─── Information shown

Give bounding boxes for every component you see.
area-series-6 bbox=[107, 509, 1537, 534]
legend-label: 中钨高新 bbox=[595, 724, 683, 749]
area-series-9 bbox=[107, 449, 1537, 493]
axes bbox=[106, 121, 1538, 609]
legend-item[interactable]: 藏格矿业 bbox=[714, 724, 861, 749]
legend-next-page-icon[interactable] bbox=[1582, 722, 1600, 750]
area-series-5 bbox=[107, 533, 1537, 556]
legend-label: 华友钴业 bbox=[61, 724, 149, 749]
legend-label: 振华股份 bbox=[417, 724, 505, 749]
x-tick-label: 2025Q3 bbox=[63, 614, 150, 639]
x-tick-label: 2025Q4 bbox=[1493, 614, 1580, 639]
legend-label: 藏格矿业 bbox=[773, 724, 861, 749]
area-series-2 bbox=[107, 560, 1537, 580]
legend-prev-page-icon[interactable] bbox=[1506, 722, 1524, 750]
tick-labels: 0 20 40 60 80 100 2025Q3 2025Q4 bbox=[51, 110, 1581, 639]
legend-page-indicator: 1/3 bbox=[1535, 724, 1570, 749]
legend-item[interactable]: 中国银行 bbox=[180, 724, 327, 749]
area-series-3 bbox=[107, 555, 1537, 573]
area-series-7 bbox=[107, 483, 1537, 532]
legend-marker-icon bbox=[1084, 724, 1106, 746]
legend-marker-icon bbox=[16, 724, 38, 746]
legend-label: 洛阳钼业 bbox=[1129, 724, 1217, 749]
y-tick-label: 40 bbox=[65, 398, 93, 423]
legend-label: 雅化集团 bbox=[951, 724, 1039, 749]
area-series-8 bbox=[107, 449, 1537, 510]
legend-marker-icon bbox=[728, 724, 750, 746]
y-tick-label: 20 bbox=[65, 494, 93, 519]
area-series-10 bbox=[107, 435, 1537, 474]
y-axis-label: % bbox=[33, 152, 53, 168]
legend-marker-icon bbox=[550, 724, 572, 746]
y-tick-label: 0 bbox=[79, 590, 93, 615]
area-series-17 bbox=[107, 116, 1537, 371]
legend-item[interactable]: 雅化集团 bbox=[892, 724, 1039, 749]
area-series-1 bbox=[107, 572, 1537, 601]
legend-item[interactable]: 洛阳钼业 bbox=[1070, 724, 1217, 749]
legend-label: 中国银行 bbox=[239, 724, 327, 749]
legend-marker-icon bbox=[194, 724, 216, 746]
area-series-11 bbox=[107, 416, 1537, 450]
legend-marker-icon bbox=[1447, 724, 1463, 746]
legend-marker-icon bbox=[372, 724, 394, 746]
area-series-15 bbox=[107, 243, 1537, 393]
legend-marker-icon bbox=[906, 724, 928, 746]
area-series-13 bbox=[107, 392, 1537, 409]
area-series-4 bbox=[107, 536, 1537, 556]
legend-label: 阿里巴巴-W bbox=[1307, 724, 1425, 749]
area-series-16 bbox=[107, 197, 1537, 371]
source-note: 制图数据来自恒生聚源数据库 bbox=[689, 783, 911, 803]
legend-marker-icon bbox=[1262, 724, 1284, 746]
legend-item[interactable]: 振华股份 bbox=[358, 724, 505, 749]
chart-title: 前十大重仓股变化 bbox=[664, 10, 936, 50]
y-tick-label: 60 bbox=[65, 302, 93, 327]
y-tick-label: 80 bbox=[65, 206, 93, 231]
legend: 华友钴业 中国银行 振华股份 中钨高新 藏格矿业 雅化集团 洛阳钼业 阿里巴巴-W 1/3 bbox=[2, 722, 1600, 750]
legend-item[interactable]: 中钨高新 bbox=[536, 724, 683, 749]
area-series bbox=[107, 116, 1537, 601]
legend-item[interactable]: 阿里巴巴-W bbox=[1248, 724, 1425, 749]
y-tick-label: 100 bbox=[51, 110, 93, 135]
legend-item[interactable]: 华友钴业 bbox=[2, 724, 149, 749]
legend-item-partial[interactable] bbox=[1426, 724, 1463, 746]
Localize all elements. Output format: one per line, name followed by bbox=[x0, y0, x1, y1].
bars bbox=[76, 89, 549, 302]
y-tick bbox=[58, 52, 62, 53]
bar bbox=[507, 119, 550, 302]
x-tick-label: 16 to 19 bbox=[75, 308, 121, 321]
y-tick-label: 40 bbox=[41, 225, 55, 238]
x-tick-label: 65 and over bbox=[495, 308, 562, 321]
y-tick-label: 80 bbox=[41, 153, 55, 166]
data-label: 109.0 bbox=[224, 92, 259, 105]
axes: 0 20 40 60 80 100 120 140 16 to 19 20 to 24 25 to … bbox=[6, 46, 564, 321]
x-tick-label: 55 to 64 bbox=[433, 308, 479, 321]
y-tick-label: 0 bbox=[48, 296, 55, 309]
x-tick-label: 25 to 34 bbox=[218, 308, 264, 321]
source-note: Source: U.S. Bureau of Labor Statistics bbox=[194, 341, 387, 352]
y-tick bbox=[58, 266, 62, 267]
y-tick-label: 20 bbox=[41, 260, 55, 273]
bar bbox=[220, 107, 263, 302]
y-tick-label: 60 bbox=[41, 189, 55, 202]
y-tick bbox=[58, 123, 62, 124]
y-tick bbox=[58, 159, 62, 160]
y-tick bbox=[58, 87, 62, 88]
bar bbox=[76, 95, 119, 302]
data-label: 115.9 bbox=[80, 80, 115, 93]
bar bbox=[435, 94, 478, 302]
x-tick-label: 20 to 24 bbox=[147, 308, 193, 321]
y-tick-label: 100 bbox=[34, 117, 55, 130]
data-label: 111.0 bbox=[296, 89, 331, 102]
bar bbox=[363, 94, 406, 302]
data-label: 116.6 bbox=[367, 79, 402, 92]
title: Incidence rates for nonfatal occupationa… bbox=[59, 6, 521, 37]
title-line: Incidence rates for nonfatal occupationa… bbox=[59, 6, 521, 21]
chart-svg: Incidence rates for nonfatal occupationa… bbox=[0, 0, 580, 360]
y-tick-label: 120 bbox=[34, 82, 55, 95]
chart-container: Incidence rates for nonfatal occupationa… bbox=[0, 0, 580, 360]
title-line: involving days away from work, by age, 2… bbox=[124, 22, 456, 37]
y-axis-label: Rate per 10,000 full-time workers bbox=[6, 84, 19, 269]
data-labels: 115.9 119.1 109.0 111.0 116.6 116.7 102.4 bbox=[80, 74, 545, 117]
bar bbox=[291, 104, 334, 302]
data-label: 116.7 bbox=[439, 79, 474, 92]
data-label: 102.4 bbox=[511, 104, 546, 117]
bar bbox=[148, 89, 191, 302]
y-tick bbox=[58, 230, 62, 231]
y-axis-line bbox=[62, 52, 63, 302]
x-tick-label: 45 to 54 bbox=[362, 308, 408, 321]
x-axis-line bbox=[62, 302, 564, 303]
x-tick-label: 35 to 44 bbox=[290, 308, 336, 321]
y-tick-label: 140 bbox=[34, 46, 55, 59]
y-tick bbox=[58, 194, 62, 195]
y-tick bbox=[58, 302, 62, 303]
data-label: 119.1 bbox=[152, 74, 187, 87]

──────
─── Information shown

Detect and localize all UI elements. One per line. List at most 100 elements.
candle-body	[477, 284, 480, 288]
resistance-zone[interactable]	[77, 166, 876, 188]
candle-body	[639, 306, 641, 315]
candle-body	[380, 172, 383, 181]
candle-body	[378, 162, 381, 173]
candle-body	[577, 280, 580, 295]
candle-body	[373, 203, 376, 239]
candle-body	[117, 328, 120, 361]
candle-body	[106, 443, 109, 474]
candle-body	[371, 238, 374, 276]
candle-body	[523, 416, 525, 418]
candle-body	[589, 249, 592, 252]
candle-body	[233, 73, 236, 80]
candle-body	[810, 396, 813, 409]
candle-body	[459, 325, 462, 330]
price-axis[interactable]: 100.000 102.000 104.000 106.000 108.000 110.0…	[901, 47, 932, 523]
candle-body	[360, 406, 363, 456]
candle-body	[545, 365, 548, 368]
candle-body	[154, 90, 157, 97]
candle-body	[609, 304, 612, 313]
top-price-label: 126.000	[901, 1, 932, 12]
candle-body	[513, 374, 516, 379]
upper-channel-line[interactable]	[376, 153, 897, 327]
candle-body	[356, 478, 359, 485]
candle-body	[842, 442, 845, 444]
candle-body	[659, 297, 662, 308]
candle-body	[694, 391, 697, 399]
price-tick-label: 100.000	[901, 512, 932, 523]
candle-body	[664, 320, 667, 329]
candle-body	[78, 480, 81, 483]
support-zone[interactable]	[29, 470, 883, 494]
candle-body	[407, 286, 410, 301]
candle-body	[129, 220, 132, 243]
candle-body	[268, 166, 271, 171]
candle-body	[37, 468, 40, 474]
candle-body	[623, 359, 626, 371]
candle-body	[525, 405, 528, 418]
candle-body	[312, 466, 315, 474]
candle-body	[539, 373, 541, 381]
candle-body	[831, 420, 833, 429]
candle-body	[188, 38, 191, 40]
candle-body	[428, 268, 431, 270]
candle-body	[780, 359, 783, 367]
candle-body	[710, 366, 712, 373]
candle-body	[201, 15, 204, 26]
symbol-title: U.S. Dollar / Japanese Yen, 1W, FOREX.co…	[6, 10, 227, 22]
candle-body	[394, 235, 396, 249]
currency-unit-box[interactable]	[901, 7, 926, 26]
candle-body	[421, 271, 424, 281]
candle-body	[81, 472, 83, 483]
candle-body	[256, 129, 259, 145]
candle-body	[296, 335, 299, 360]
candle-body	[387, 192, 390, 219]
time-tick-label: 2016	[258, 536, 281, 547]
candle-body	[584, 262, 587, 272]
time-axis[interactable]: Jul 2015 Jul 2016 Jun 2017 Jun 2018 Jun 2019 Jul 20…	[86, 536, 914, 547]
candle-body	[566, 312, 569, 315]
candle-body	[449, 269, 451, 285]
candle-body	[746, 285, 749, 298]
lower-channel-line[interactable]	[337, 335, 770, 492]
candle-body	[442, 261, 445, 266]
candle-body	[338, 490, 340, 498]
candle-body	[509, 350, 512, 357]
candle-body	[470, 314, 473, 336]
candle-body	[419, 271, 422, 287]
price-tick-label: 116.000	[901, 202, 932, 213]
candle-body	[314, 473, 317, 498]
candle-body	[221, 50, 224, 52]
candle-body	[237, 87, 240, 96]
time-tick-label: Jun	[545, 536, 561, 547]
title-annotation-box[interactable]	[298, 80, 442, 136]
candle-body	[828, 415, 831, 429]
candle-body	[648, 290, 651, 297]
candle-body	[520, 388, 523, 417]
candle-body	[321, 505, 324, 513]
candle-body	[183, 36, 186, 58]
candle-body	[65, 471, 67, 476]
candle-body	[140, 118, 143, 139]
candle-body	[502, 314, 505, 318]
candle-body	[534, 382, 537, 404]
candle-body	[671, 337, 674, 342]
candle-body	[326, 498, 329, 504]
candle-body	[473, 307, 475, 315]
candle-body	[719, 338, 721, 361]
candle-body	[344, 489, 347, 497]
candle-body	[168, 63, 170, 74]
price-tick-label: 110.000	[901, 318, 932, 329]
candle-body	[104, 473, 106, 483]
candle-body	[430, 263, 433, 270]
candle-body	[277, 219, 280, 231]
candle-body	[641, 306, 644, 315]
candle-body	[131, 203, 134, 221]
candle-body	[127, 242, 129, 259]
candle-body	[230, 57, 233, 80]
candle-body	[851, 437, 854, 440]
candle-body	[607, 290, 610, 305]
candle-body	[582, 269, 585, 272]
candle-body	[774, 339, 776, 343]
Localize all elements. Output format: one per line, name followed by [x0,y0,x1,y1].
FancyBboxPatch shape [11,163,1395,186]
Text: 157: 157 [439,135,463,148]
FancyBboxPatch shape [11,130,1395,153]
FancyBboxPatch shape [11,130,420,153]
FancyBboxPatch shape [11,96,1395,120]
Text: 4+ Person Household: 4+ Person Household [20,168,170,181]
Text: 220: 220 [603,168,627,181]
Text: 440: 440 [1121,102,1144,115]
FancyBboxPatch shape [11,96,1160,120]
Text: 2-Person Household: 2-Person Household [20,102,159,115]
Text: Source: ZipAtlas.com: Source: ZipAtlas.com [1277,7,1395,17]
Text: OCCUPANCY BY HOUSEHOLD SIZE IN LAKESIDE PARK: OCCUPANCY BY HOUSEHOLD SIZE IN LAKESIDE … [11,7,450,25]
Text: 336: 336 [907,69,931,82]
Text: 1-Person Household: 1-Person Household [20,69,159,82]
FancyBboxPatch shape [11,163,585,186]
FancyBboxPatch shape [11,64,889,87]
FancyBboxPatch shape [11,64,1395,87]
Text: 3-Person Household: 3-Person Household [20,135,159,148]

──────

§ **Exercise requirements**: Render as a numbered list everything from the line containing "Give bounding boxes" down to the line containing "area-series-3 bbox=[107, 555, 1537, 573]" in the records, leaving out any blank lines.

§ **Exercise solution**:
1. Give bounding boxes for every component you see.
2. area-series-6 bbox=[107, 509, 1537, 534]
3. legend-label: 中钨高新 bbox=[595, 724, 683, 749]
4. area-series-9 bbox=[107, 449, 1537, 493]
5. axes bbox=[106, 121, 1538, 609]
6. legend-item[interactable]: 藏格矿业 bbox=[714, 724, 861, 749]
7. legend-next-page-icon[interactable] bbox=[1582, 722, 1600, 750]
8. area-series-5 bbox=[107, 533, 1537, 556]
9. legend-label: 华友钴业 bbox=[61, 724, 149, 749]
10. legend-label: 振华股份 bbox=[417, 724, 505, 749]
11. x-tick-label: 2025Q3 bbox=[63, 614, 150, 639]
12. x-tick-label: 2025Q4 bbox=[1493, 614, 1580, 639]
13. legend-label: 藏格矿业 bbox=[773, 724, 861, 749]
14. area-series-2 bbox=[107, 560, 1537, 580]
15. legend-prev-page-icon[interactable] bbox=[1506, 722, 1524, 750]
16. tick-labels: 0 20 40 60 80 100 2025Q3 2025Q4 bbox=[51, 110, 1581, 639]
17. legend-page-indicator: 1/3 bbox=[1535, 724, 1570, 749]
18. legend-item[interactable]: 中国银行 bbox=[180, 724, 327, 749]
19. area-series-3 bbox=[107, 555, 1537, 573]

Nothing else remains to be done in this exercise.